[Brief]
Drop all images and give the records again exactly.

Data items:
★ ★ ★ ★ ★ ★ ★

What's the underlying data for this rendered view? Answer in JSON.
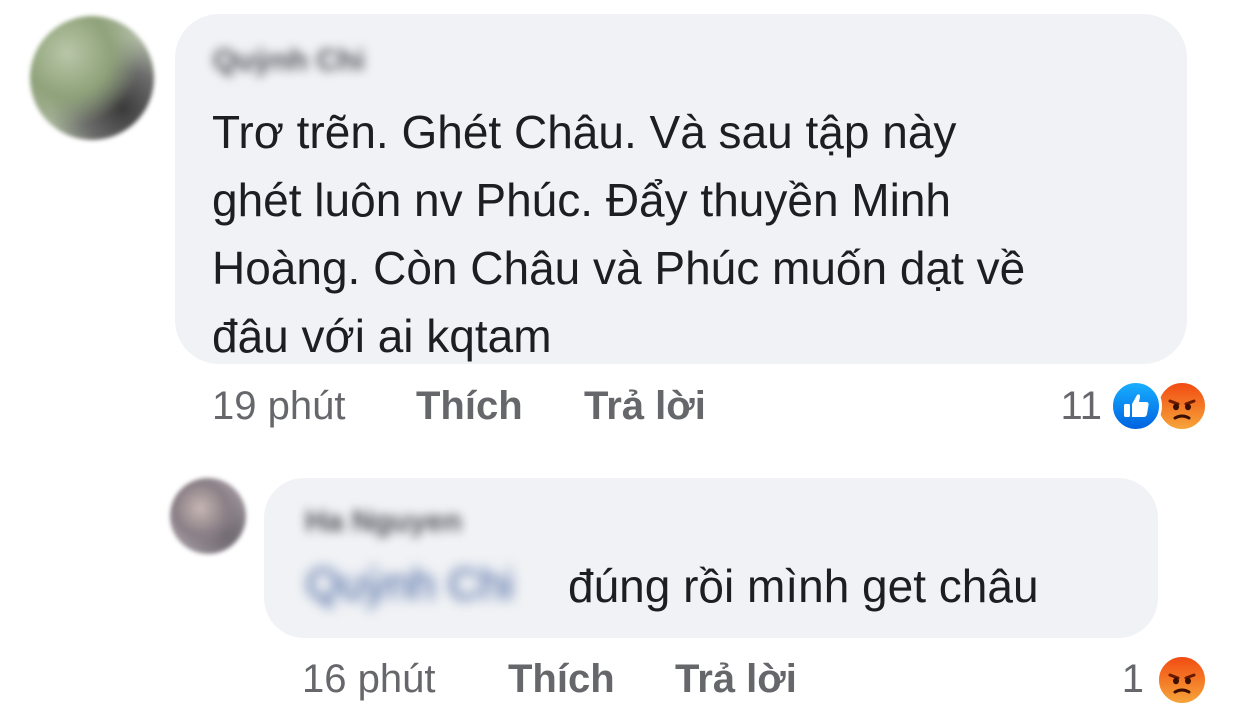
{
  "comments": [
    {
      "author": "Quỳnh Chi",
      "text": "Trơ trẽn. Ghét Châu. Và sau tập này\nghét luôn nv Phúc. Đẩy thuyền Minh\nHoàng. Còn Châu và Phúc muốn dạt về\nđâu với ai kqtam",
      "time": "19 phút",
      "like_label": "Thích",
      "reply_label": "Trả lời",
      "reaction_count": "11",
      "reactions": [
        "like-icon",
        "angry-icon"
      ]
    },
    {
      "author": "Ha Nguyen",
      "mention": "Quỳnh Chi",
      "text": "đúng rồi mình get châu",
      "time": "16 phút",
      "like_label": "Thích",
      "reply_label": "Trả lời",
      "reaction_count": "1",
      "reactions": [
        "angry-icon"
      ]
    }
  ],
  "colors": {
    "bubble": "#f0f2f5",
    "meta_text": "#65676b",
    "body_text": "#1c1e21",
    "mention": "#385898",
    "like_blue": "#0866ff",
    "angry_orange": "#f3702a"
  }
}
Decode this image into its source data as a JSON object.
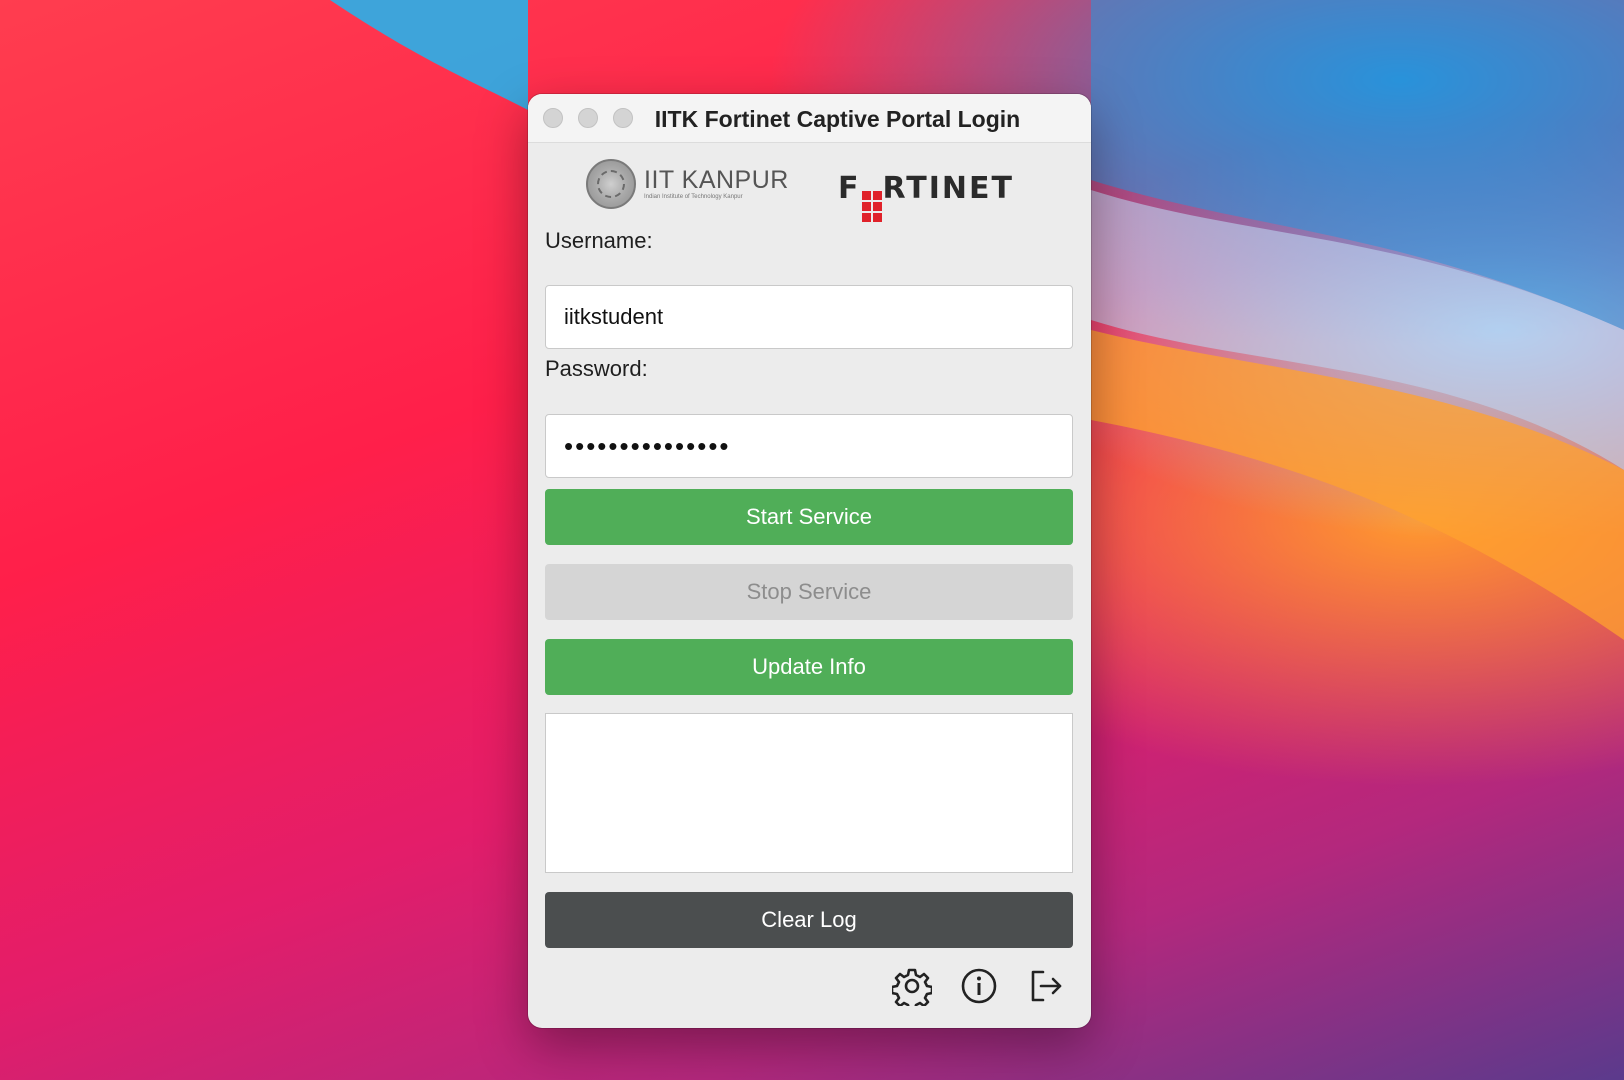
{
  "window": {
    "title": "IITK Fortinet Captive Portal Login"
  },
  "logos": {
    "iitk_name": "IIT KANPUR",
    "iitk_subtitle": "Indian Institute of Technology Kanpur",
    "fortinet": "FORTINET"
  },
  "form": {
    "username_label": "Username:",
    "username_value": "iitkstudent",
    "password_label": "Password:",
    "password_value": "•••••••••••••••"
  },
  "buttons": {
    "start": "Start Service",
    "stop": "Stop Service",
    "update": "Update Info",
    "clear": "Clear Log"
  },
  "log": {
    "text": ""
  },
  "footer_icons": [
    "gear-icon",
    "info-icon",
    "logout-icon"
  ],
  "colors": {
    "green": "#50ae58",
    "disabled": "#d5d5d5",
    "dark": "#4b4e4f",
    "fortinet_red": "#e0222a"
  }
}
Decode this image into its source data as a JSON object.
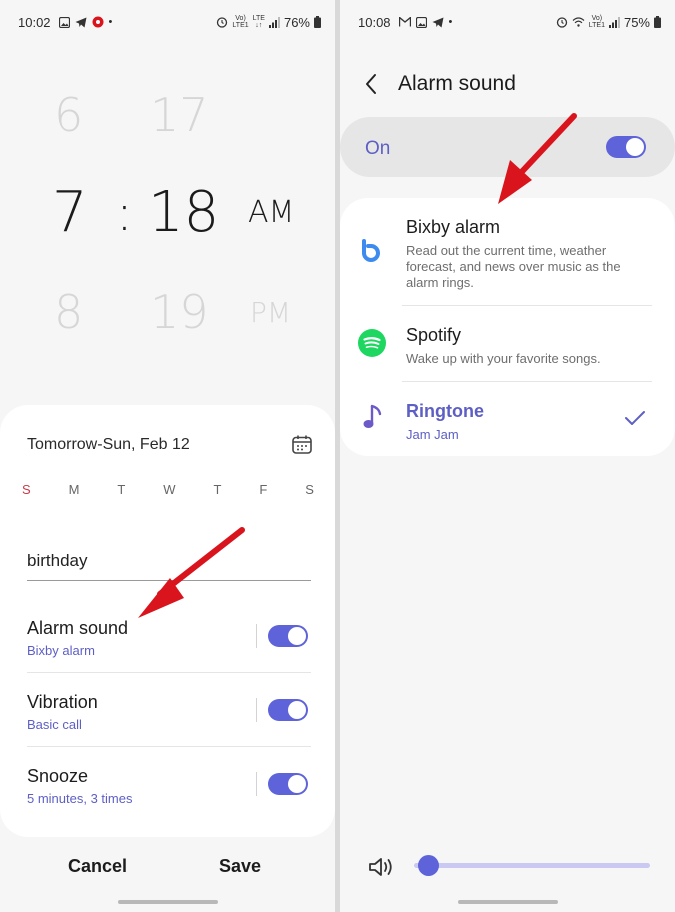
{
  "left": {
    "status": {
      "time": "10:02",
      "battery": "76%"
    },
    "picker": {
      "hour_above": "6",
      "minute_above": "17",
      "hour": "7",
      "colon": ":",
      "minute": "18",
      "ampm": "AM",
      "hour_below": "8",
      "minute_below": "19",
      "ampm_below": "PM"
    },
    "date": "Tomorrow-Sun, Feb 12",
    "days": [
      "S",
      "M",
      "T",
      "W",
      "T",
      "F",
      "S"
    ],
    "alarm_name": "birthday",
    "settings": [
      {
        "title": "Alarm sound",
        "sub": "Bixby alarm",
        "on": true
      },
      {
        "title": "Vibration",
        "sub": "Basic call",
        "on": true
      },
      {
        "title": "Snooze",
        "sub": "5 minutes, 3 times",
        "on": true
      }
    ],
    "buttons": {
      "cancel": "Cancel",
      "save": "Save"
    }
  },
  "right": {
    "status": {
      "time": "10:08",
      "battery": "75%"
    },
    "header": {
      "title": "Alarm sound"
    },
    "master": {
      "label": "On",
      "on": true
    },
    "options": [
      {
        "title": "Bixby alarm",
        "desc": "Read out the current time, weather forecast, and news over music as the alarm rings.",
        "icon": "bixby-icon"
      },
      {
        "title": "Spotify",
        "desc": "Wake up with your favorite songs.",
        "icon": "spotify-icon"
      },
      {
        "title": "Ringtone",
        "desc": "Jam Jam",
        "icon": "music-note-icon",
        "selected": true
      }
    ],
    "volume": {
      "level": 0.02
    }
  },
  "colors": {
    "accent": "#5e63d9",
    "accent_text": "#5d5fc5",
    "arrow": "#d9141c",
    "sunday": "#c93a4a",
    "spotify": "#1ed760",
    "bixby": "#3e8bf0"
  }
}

★ ★ ★ ★ ★ ★ ★

[Written response]
What's the underlying data for this rendered view? Answer in JSON.
{
  "comments": [
    {
      "author": "Quỳnh Chi",
      "text": "Trơ trẽn. Ghét Châu. Và sau tập này\nghét luôn nv Phúc. Đẩy thuyền Minh\nHoàng. Còn Châu và Phúc muốn dạt về\nđâu với ai kqtam",
      "time": "19 phút",
      "like_label": "Thích",
      "reply_label": "Trả lời",
      "reaction_count": "11",
      "reactions": [
        "like-icon",
        "angry-icon"
      ]
    },
    {
      "author": "Ha Nguyen",
      "mention": "Quỳnh Chi",
      "text": "đúng rồi mình get châu",
      "time": "16 phút",
      "like_label": "Thích",
      "reply_label": "Trả lời",
      "reaction_count": "1",
      "reactions": [
        "angry-icon"
      ]
    }
  ],
  "colors": {
    "bubble": "#f0f2f5",
    "meta_text": "#65676b",
    "body_text": "#1c1e21",
    "mention": "#385898",
    "like_blue": "#0866ff",
    "angry_orange": "#f3702a"
  }
}
Decode this image into its source data as a JSON object.
{
  "window": {
    "title": "IITK Fortinet Captive Portal Login"
  },
  "logos": {
    "iitk_name": "IIT KANPUR",
    "iitk_subtitle": "Indian Institute of Technology Kanpur",
    "fortinet": "FORTINET"
  },
  "form": {
    "username_label": "Username:",
    "username_value": "iitkstudent",
    "password_label": "Password:",
    "password_value": "•••••••••••••••"
  },
  "buttons": {
    "start": "Start Service",
    "stop": "Stop Service",
    "update": "Update Info",
    "clear": "Clear Log"
  },
  "log": {
    "text": ""
  },
  "footer_icons": [
    "gear-icon",
    "info-icon",
    "logout-icon"
  ],
  "colors": {
    "green": "#50ae58",
    "disabled": "#d5d5d5",
    "dark": "#4b4e4f",
    "fortinet_red": "#e0222a"
  }
}
Decode this image into its source data as a JSON object.
{
  "left": {
    "status": {
      "time": "10:02",
      "battery": "76%"
    },
    "picker": {
      "hour_above": "6",
      "minute_above": "17",
      "hour": "7",
      "colon": ":",
      "minute": "18",
      "ampm": "AM",
      "hour_below": "8",
      "minute_below": "19",
      "ampm_below": "PM"
    },
    "date": "Tomorrow-Sun, Feb 12",
    "days": [
      "S",
      "M",
      "T",
      "W",
      "T",
      "F",
      "S"
    ],
    "alarm_name": "birthday",
    "settings": [
      {
        "title": "Alarm sound",
        "sub": "Bixby alarm",
        "on": true
      },
      {
        "title": "Vibration",
        "sub": "Basic call",
        "on": true
      },
      {
        "title": "Snooze",
        "sub": "5 minutes, 3 times",
        "on": true
      }
    ],
    "buttons": {
      "cancel": "Cancel",
      "save": "Save"
    }
  },
  "right": {
    "status": {
      "time": "10:08",
      "battery": "75%"
    },
    "header": {
      "title": "Alarm sound"
    },
    "master": {
      "label": "On",
      "on": true
    },
    "options": [
      {
        "title": "Bixby alarm",
        "desc": "Read out the current time, weather forecast, and news over music as the alarm rings.",
        "icon": "bixby-icon"
      },
      {
        "title": "Spotify",
        "desc": "Wake up with your favorite songs.",
        "icon": "spotify-icon"
      },
      {
        "title": "Ringtone",
        "desc": "Jam Jam",
        "icon": "music-note-icon",
        "selected": true
      }
    ],
    "volume": {
      "level": 0.02
    }
  },
  "colors": {
    "accent": "#5e63d9",
    "accent_text": "#5d5fc5",
    "arrow": "#d9141c",
    "sunday": "#c93a4a",
    "spotify": "#1ed760",
    "bixby": "#3e8bf0"
  }
}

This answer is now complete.